Collected data entries

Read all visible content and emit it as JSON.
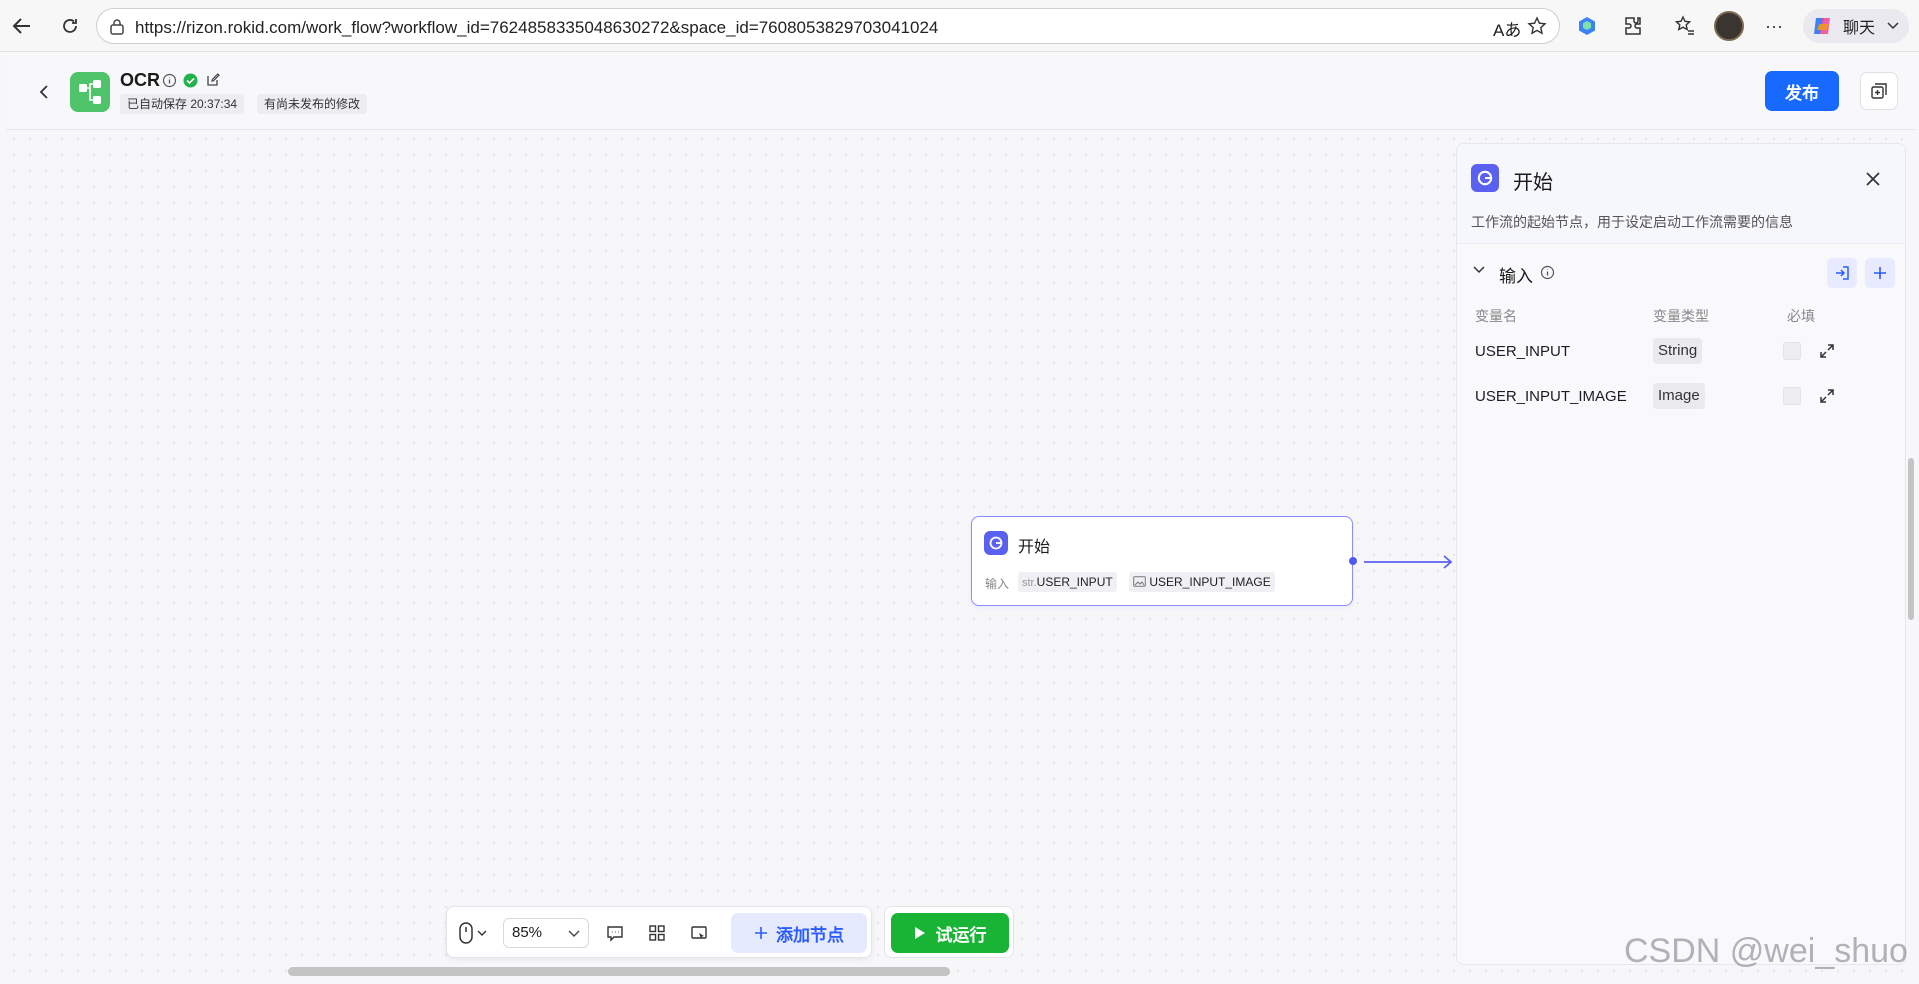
{
  "browser": {
    "url": "https://rizon.rokid.com/work_flow?workflow_id=7624858335048630272&space_id=7608053829703041024",
    "chat_label": "聊天",
    "icons": [
      "back-arrow-icon",
      "refresh-icon",
      "lock-icon",
      "translate-icon",
      "star-icon",
      "extension-icon",
      "favorites-icon",
      "avatar",
      "more-icon",
      "copilot-icon"
    ]
  },
  "header": {
    "title": "OCR",
    "autosave": "已自动保存 20:37:34",
    "unpublished": "有尚未发布的修改",
    "publish_label": "发布",
    "brand_color": "#4fc36a",
    "accent_color": "#1769ff"
  },
  "node": {
    "title": "开始",
    "input_label": "输入",
    "chips": [
      {
        "prefix": "str.",
        "name": "USER_INPUT"
      },
      {
        "name": "USER_INPUT_IMAGE"
      }
    ]
  },
  "panel": {
    "title": "开始",
    "description": "工作流的起始节点，用于设定启动工作流需要的信息",
    "section_label": "输入",
    "columns": [
      "变量名",
      "变量类型",
      "必填"
    ],
    "rows": [
      {
        "name": "USER_INPUT",
        "type": "String"
      },
      {
        "name": "USER_INPUT_IMAGE",
        "type": "Image"
      }
    ]
  },
  "toolbar": {
    "zoom": "85%",
    "add_node_label": "添加节点",
    "run_label": "试运行",
    "run_color": "#19b436"
  },
  "watermark": "CSDN @wei_shuo"
}
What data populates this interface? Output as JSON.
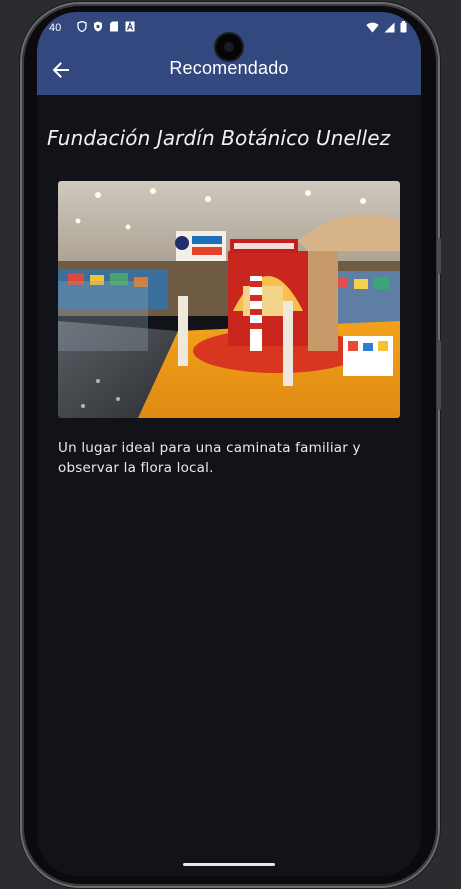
{
  "status_bar": {
    "time": "40",
    "left_icons": [
      "shield-icon",
      "vpn-icon",
      "sd-card-icon",
      "font-a-icon"
    ],
    "right_icons": [
      "wifi-icon",
      "signal-icon",
      "battery-icon"
    ]
  },
  "app_bar": {
    "back_icon": "arrow-left-icon",
    "title": "Recomendado"
  },
  "place": {
    "title": "Fundación Jardín Botánico Unellez",
    "image_alt": "store-photo",
    "description": "Un lugar ideal para una caminata familiar y observar la flora local."
  },
  "colors": {
    "app_bar": "#33487e",
    "background": "#111318",
    "text": "#e9e9ee"
  }
}
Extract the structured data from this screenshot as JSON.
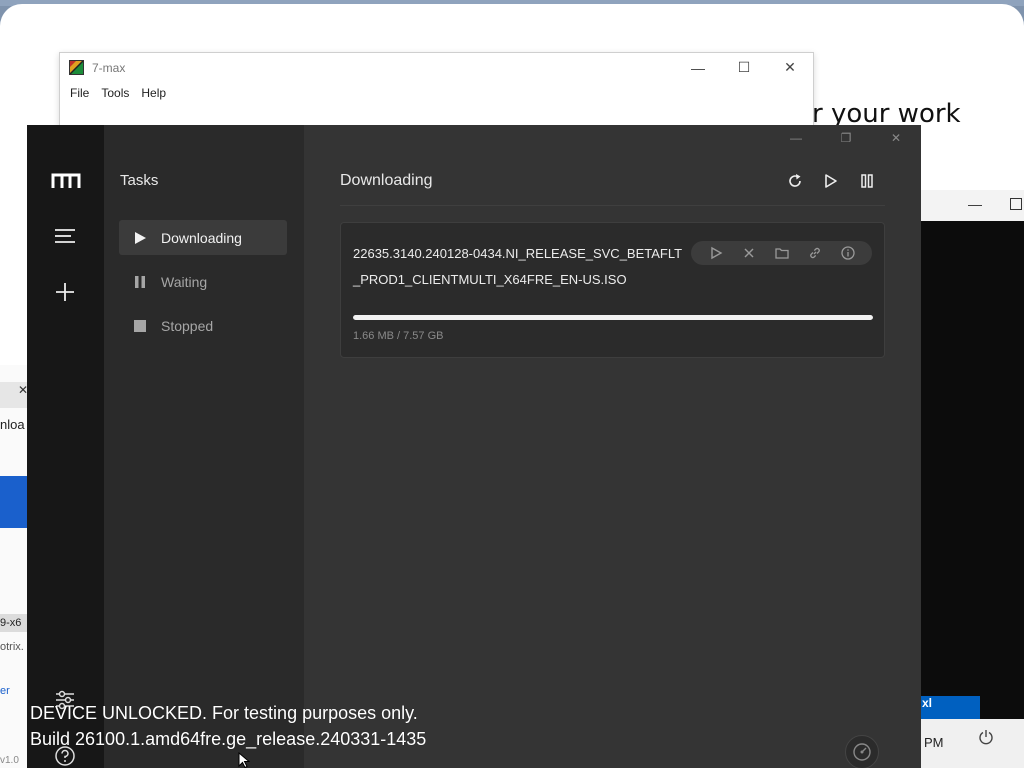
{
  "background_page": {
    "headline_fragment": "r your work"
  },
  "seven_max": {
    "title": "7-max",
    "menus": [
      "File",
      "Tools",
      "Help"
    ],
    "controls": {
      "minimize": "—",
      "maximize": "☐",
      "close": "✕"
    }
  },
  "right_window": {
    "button_label": "xl",
    "time_fragment": "PM"
  },
  "left_window": {
    "tab_close": "✕",
    "download_fragment": "nloa",
    "file_fragment": "9-x6",
    "otrix_fragment": "otrix.",
    "link_fragment": "er",
    "version_fragment": "v1.0"
  },
  "motrix": {
    "sidebar": {
      "title": "Tasks",
      "items": [
        {
          "label": "Downloading",
          "icon": "play-icon",
          "active": true
        },
        {
          "label": "Waiting",
          "icon": "pause-icon",
          "active": false
        },
        {
          "label": "Stopped",
          "icon": "stop-icon",
          "active": false
        }
      ]
    },
    "main": {
      "title": "Downloading",
      "tools": [
        "refresh-icon",
        "resume-all-icon",
        "pause-all-icon"
      ]
    },
    "task": {
      "name": "22635.3140.240128-0434.NI_RELEASE_SVC_BETAFLT_PROD1_CLIENTMULTI_X64FRE_EN-US.ISO",
      "size_text": "1.66 MB / 7.57 GB",
      "progress_fraction": 1.0,
      "actions": [
        "play-icon",
        "remove-icon",
        "folder-icon",
        "link-icon",
        "info-icon"
      ]
    },
    "colors": {
      "accent": "#f2f2f2",
      "rail": "#171717",
      "sidebar": "#2a2a2a",
      "main": "#343434"
    }
  },
  "watermark": {
    "line1": "DEVICE UNLOCKED. For testing purposes only.",
    "line2": "Build 26100.1.amd64fre.ge_release.240331-1435"
  }
}
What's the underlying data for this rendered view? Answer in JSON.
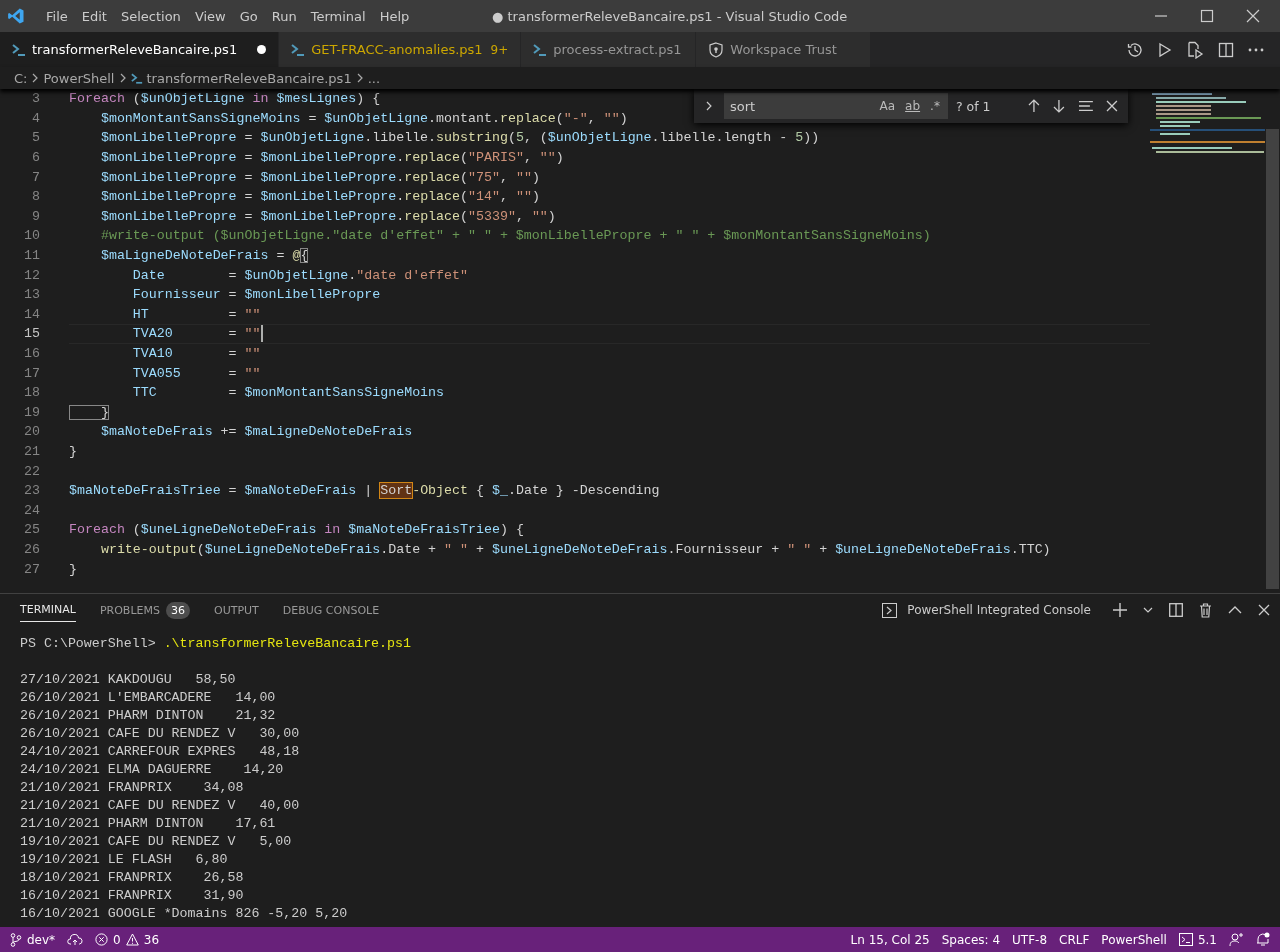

Task details: Print every entry exactly as written, without the pictures.

Task result:
Read all visible content and emit it as JSON.
{
  "browser": {
    "url": "https://rizon.rokid.com/work_flow?workflow_id=7624858335048630272&space_id=7608053829703041024",
    "chat_label": "聊天",
    "icons": [
      "back-arrow-icon",
      "refresh-icon",
      "lock-icon",
      "translate-icon",
      "star-icon",
      "extension-icon",
      "favorites-icon",
      "avatar",
      "more-icon",
      "copilot-icon"
    ]
  },
  "header": {
    "title": "OCR",
    "autosave": "已自动保存 20:37:34",
    "unpublished": "有尚未发布的修改",
    "publish_label": "发布",
    "brand_color": "#4fc36a",
    "accent_color": "#1769ff"
  },
  "node": {
    "title": "开始",
    "input_label": "输入",
    "chips": [
      {
        "prefix": "str.",
        "name": "USER_INPUT"
      },
      {
        "name": "USER_INPUT_IMAGE"
      }
    ]
  },
  "panel": {
    "title": "开始",
    "description": "工作流的起始节点，用于设定启动工作流需要的信息",
    "section_label": "输入",
    "columns": [
      "变量名",
      "变量类型",
      "必填"
    ],
    "rows": [
      {
        "name": "USER_INPUT",
        "type": "String"
      },
      {
        "name": "USER_INPUT_IMAGE",
        "type": "Image"
      }
    ]
  },
  "toolbar": {
    "zoom": "85%",
    "add_node_label": "添加节点",
    "run_label": "试运行",
    "run_color": "#19b436"
  },
  "watermark": "CSDN @wei_shuo"
}
What data populates this interface? Output as JSON.
{
  "status_bar": {
    "time": "40",
    "left_icons": [
      "shield-icon",
      "vpn-icon",
      "sd-card-icon",
      "font-a-icon"
    ],
    "right_icons": [
      "wifi-icon",
      "signal-icon",
      "battery-icon"
    ]
  },
  "app_bar": {
    "back_icon": "arrow-left-icon",
    "title": "Recomendado"
  },
  "place": {
    "title": "Fundación Jardín Botánico Unellez",
    "image_alt": "store-photo",
    "description": "Un lugar ideal para una caminata familiar y observar la flora local."
  },
  "colors": {
    "app_bar": "#33487e",
    "background": "#111318",
    "text": "#e9e9ee"
  }
}
Extract the structured data from this screenshot as JSON.
{
  "background_page": {
    "headline_fragment": "r your work"
  },
  "seven_max": {
    "title": "7-max",
    "menus": [
      "File",
      "Tools",
      "Help"
    ],
    "controls": {
      "minimize": "—",
      "maximize": "☐",
      "close": "✕"
    }
  },
  "right_window": {
    "button_label": "xl",
    "time_fragment": "PM"
  },
  "left_window": {
    "tab_close": "✕",
    "download_fragment": "nloa",
    "file_fragment": "9-x6",
    "otrix_fragment": "otrix.",
    "link_fragment": "er",
    "version_fragment": "v1.0"
  },
  "motrix": {
    "sidebar": {
      "title": "Tasks",
      "items": [
        {
          "label": "Downloading",
          "icon": "play-icon",
          "active": true
        },
        {
          "label": "Waiting",
          "icon": "pause-icon",
          "active": false
        },
        {
          "label": "Stopped",
          "icon": "stop-icon",
          "active": false
        }
      ]
    },
    "main": {
      "title": "Downloading",
      "tools": [
        "refresh-icon",
        "resume-all-icon",
        "pause-all-icon"
      ]
    },
    "task": {
      "name": "22635.3140.240128-0434.NI_RELEASE_SVC_BETAFLT_PROD1_CLIENTMULTI_X64FRE_EN-US.ISO",
      "size_text": "1.66 MB / 7.57 GB",
      "progress_fraction": 1.0,
      "actions": [
        "play-icon",
        "remove-icon",
        "folder-icon",
        "link-icon",
        "info-icon"
      ]
    },
    "colors": {
      "accent": "#f2f2f2",
      "rail": "#171717",
      "sidebar": "#2a2a2a",
      "main": "#343434"
    }
  },
  "watermark": {
    "line1": "DEVICE UNLOCKED. For testing purposes only.",
    "line2": "Build 26100.1.amd64fre.ge_release.240331-1435"
  }
}
What's the underlying data for this rendered view? Answer in JSON.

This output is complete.